Tasks for this exercise:
a: Answer each question from the marketing news report, one answer per line, marked (i), (ii), (iii).
(i) What are people who sign up for Gmail no longer required to do?
(ii) Where does the report tell readers to read all about it?
(iii) The monthly report covers what is happening in which disciplines?
b: Transcribe the marketing news report between "Big news this" and "a Google+ member.", inclusive.
c: Does the marketing news report support each statement below? Answer yes or no for (i), (ii), and (iii), and quote the words of the report that decide it.
(i) A person must be a Google+ member to take part in a Google Hangouts On Air.
(ii) The news is compiled weekly.
(iii) The report mentions Google Reader.

Excerpted text:
_ _ _ _

Considering the year’s record of news and best practices would leave you behind in the race. That is why we are checking the news daily, compiling it weekly, and getting you this monthly report on what’s happening in the disciplines that affect Internet Marketing.
Big news this month for Google-watchers: Those who sign up for Gmail are no longer required to simultaneously create a Google+ account. Moreover, you can participate in a Google Hangouts On Air (HOA) without being a Google+ member.
Is it a sign Google+ will soon follow iGoogle, Google Reader, Google Insights for Search and a host of other applications on into the Google graveyard? Or, is it only another phase in the extended launch for Google’s much-discussed social network? Read all about it on Quartz.

_ _ _ _

Dataset section:
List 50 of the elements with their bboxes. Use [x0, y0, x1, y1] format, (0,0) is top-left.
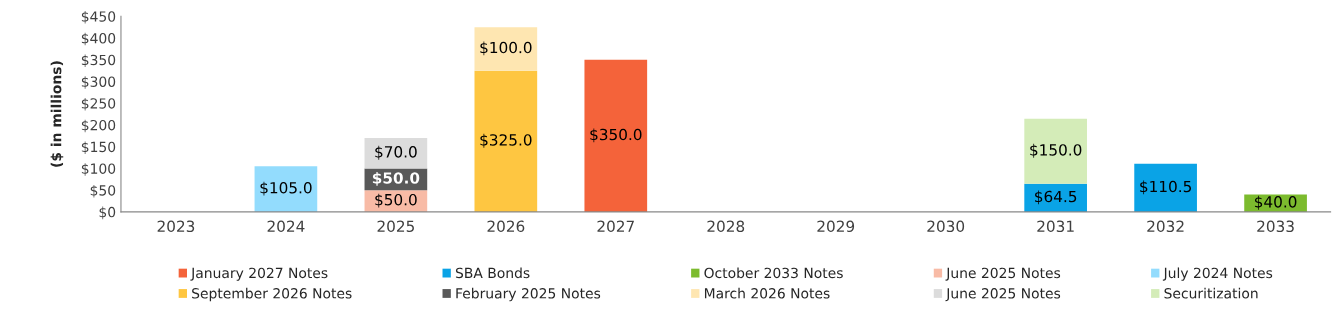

_ _ _ _

Results of the tasks:
a:
(i) They no longer have to create a Google+ account at the same time.
(ii) On Quartz.
(iii) The disciplines that affect Internet Marketing.

b:
Big news this month for Google-watchers: Those who sign up for Gmail are no longer required to simultaneously create a Google+ account. Moreover, you can participate in a Google Hangouts On Air (HOA) without being a Google+ member.

c:
(i) No: "you can participate in a Google Hangouts On Air (HOA) without being a Google+ member."
(ii) Yes: "compiling it weekly"
(iii) Yes: "follow iGoogle, Google Reader, Google Insights for Search and a host of other applications on into the Google graveyard"